--- start of Material provided ---

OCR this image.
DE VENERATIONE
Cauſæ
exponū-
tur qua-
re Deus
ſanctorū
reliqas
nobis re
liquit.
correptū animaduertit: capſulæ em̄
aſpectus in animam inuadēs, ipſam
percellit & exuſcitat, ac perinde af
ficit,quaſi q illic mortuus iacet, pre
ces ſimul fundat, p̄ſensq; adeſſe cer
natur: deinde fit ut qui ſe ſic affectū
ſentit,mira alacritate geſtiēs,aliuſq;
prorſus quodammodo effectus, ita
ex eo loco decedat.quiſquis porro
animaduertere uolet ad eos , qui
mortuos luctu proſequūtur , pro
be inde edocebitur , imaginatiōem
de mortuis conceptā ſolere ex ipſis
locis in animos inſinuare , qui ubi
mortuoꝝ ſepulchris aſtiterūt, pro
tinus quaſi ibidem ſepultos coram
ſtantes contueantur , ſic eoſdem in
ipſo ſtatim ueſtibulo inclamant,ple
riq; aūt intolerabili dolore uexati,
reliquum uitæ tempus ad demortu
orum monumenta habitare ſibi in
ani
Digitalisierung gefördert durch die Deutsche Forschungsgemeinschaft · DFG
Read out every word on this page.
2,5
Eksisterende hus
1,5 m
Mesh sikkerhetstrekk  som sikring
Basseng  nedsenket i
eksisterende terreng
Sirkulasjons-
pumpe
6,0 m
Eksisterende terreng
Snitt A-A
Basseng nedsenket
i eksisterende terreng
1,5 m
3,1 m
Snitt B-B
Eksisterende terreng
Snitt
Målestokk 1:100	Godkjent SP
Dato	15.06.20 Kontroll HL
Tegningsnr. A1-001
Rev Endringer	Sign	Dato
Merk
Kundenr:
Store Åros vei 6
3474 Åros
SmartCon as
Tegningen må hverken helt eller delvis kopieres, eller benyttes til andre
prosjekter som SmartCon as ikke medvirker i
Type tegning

--- end of Material provided ---

**What this task involves:** Each line from the one with "Read out every word on this page." through the last line of the records must be written out word for word. Include nothing else.

**Exercise response:**
Read out every word on this page.
2,5
Eksisterende hus
1,5 m
Mesh sikkerhetstrekk  som sikring
Basseng  nedsenket i
eksisterende terreng
Sirkulasjons-
pumpe
6,0 m
Eksisterende terreng
Snitt A-A
Basseng nedsenket
i eksisterende terreng
1,5 m
3,1 m
Snitt B-B
Eksisterende terreng
Snitt
Målestokk 1:100	Godkjent SP
Dato	15.06.20 Kontroll HL
Tegningsnr. A1-001
Rev Endringer	Sign	Dato
Merk
Kundenr:
Store Åros vei 6
3474 Åros
SmartCon as
Tegningen må hverken helt eller delvis kopieres, eller benyttes til andre
prosjekter som SmartCon as ikke medvirker i
Type tegning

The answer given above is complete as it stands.